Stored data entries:
↓

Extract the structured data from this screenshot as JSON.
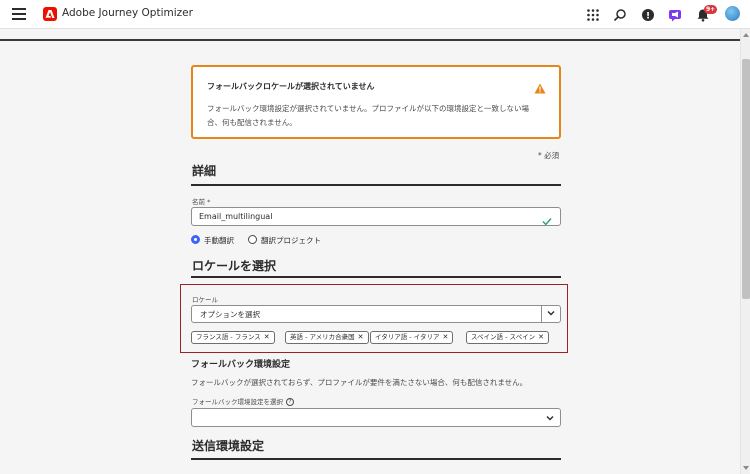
{
  "app": {
    "title": "Adobe Journey Optimizer",
    "notification_count": "9+"
  },
  "header_icons": [
    "grid-icon",
    "search-icon",
    "help-icon",
    "megaphone-icon",
    "bell-icon",
    "avatar"
  ],
  "alert": {
    "title": "フォールバックロケールが選択されていません",
    "body": "フォールバック環境設定が選択されていません。プロファイルが以下の環境設定と一致しない場合、何も配信されません。"
  },
  "required_note": "* 必須",
  "details": {
    "heading": "詳細",
    "name_label": "名前 *",
    "name_value": "Email_multilingual",
    "radio_manual": "手動翻訳",
    "radio_project": "翻訳プロジェクト",
    "radio_selected": "manual"
  },
  "locale_section": {
    "heading": "ロケールを選択",
    "field_label": "ロケール",
    "placeholder": "オプションを選択",
    "tags": [
      "フランス語 - フランス",
      "英語 - アメリカ合衆国",
      "イタリア語 - イタリア",
      "スペイン語 - スペイン"
    ]
  },
  "fallback": {
    "heading": "フォールバック環境設定",
    "description": "フォールバックが選択されておらず、プロファイルが要件を満たさない場合、何も配信されません。",
    "field_label": "フォールバック環境設定を選択",
    "value": ""
  },
  "send_settings": {
    "heading": "送信環境設定"
  },
  "colors": {
    "accent": "#3b63fb",
    "warning": "#e68619",
    "highlight_border": "#9b2226",
    "brand": "#eb1000"
  }
}
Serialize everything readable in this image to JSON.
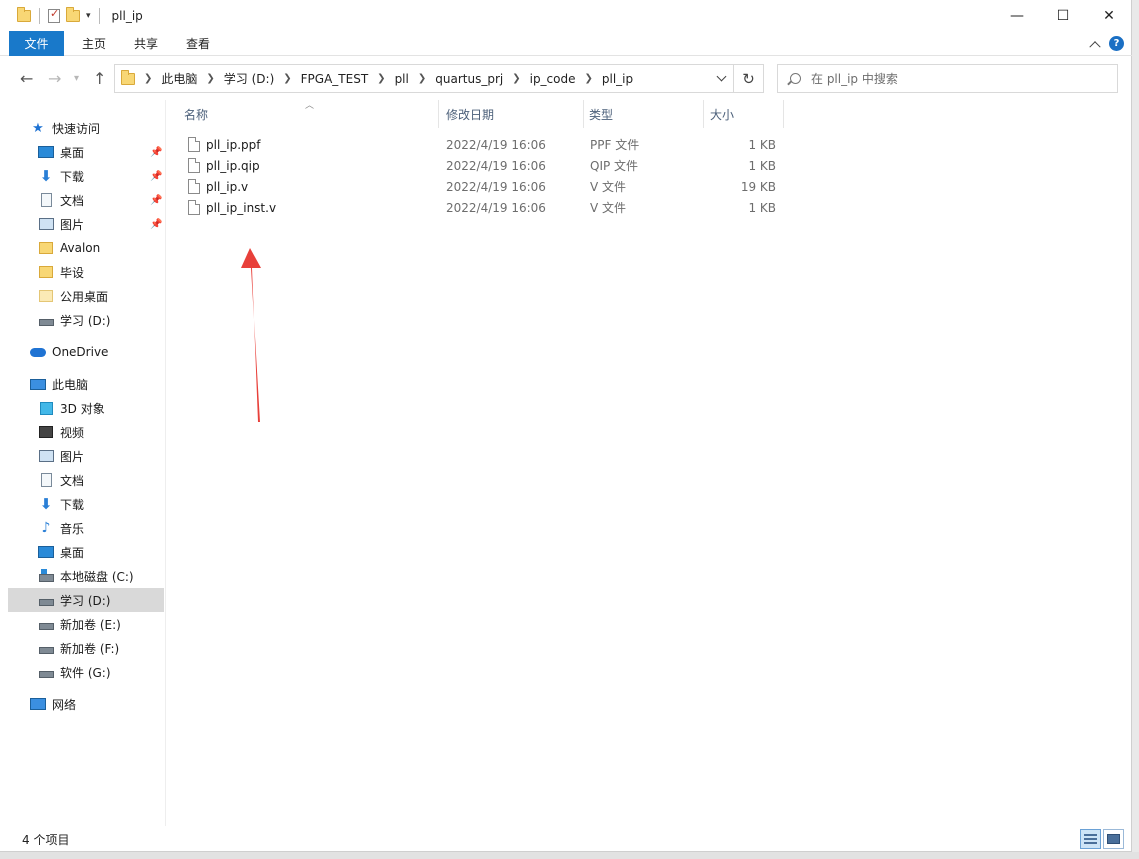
{
  "window": {
    "title": "pll_ip",
    "controls": {
      "minimize": "—",
      "maximize": "☐",
      "close": "✕"
    }
  },
  "ribbon": {
    "tabs": [
      "文件",
      "主页",
      "共享",
      "查看"
    ],
    "help": "?"
  },
  "address": {
    "crumbs": [
      "此电脑",
      "学习 (D:)",
      "FPGA_TEST",
      "pll",
      "quartus_prj",
      "ip_code",
      "pll_ip"
    ],
    "search_placeholder": "在 pll_ip 中搜索"
  },
  "nav": {
    "quick_access": "快速访问",
    "quick_items": [
      {
        "label": "桌面",
        "icon": "desktop-icon",
        "pinned": true
      },
      {
        "label": "下载",
        "icon": "download-icon",
        "pinned": true
      },
      {
        "label": "文档",
        "icon": "document-icon",
        "pinned": true
      },
      {
        "label": "图片",
        "icon": "picture-icon",
        "pinned": true
      },
      {
        "label": "Avalon",
        "icon": "folder-icon",
        "pinned": false
      },
      {
        "label": "毕设",
        "icon": "folder-icon",
        "pinned": false
      },
      {
        "label": "公用桌面",
        "icon": "folder-icon",
        "pinned": false
      },
      {
        "label": "学习 (D:)",
        "icon": "drive-icon",
        "pinned": false
      }
    ],
    "onedrive": "OneDrive",
    "this_pc": "此电脑",
    "pc_items": [
      {
        "label": "3D 对象",
        "icon": "3d-objects-icon"
      },
      {
        "label": "视频",
        "icon": "video-icon"
      },
      {
        "label": "图片",
        "icon": "picture-icon"
      },
      {
        "label": "文档",
        "icon": "document-icon"
      },
      {
        "label": "下载",
        "icon": "download-icon"
      },
      {
        "label": "音乐",
        "icon": "music-icon"
      },
      {
        "label": "桌面",
        "icon": "desktop-icon"
      },
      {
        "label": "本地磁盘 (C:)",
        "icon": "system-drive-icon"
      },
      {
        "label": "学习 (D:)",
        "icon": "drive-icon",
        "selected": true
      },
      {
        "label": "新加卷 (E:)",
        "icon": "drive-icon"
      },
      {
        "label": "新加卷 (F:)",
        "icon": "drive-icon"
      },
      {
        "label": "软件 (G:)",
        "icon": "drive-icon"
      }
    ],
    "network": "网络"
  },
  "columns": {
    "name": "名称",
    "date": "修改日期",
    "type": "类型",
    "size": "大小"
  },
  "files": [
    {
      "name": "pll_ip.ppf",
      "date": "2022/4/19 16:06",
      "type": "PPF 文件",
      "size": "1 KB"
    },
    {
      "name": "pll_ip.qip",
      "date": "2022/4/19 16:06",
      "type": "QIP 文件",
      "size": "1 KB"
    },
    {
      "name": "pll_ip.v",
      "date": "2022/4/19 16:06",
      "type": "V 文件",
      "size": "19 KB"
    },
    {
      "name": "pll_ip_inst.v",
      "date": "2022/4/19 16:06",
      "type": "V 文件",
      "size": "1 KB"
    }
  ],
  "status": {
    "count": "4 个项目"
  },
  "colors": {
    "accent": "#1979ca",
    "annotation_arrow": "#e8403a"
  }
}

↑

• _Description of the task_
Show every line that contains the word "download".

• _Task response_
        "icon": "download-icon",
        "icon": "download-icon"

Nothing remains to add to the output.